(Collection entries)
++++++++
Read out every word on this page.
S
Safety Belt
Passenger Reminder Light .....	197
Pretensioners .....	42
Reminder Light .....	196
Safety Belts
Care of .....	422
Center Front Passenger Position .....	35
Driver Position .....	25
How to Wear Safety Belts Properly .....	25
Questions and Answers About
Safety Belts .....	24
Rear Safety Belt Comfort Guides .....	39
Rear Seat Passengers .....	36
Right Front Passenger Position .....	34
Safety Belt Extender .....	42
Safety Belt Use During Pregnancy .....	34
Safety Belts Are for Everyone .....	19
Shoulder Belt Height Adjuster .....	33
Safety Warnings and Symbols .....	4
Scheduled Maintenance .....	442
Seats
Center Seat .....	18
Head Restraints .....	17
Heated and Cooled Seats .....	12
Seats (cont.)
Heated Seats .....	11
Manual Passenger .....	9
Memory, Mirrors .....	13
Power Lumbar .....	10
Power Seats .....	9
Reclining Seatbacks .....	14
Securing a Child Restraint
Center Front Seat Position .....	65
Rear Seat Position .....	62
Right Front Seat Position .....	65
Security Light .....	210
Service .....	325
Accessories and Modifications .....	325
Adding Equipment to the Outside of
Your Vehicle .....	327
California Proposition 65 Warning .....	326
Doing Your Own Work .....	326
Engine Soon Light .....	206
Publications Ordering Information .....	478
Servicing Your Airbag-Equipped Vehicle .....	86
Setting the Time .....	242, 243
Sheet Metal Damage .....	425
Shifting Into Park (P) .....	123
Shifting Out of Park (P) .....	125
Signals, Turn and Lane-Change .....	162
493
++++++++
Exercise directions: Copy each line of the data exactly, leaving nothing out.

Response:
Read out every word on this page.
S
Safety Belt
Passenger Reminder Light .....	197
Pretensioners .....	42
Reminder Light .....	196
Safety Belts
Care of .....	422
Center Front Passenger Position .....	35
Driver Position .....	25
How to Wear Safety Belts Properly .....	25
Questions and Answers About
Safety Belts .....	24
Rear Safety Belt Comfort Guides .....	39
Rear Seat Passengers .....	36
Right Front Passenger Position .....	34
Safety Belt Extender .....	42
Safety Belt Use During Pregnancy .....	34
Safety Belts Are for Everyone .....	19
Shoulder Belt Height Adjuster .....	33
Safety Warnings and Symbols .....	4
Scheduled Maintenance .....	442
Seats
Center Seat .....	18
Head Restraints .....	17
Heated and Cooled Seats .....	12
Seats (cont.)
Heated Seats .....	11
Manual Passenger .....	9
Memory, Mirrors .....	13
Power Lumbar .....	10
Power Seats .....	9
Reclining Seatbacks .....	14
Securing a Child Restraint
Center Front Seat Position .....	65
Rear Seat Position .....	62
Right Front Seat Position .....	65
Security Light .....	210
Service .....	325
Accessories and Modifications .....	325
Adding Equipment to the Outside of
Your Vehicle .....	327
California Proposition 65 Warning .....	326
Doing Your Own Work .....	326
Engine Soon Light .....	206
Publications Ordering Information .....	478
Servicing Your Airbag-Equipped Vehicle .....	86
Setting the Time .....	242, 243
Sheet Metal Damage .....	425
Shifting Into Park (P) .....	123
Shifting Out of Park (P) .....	125
Signals, Turn and Lane-Change .....	162
493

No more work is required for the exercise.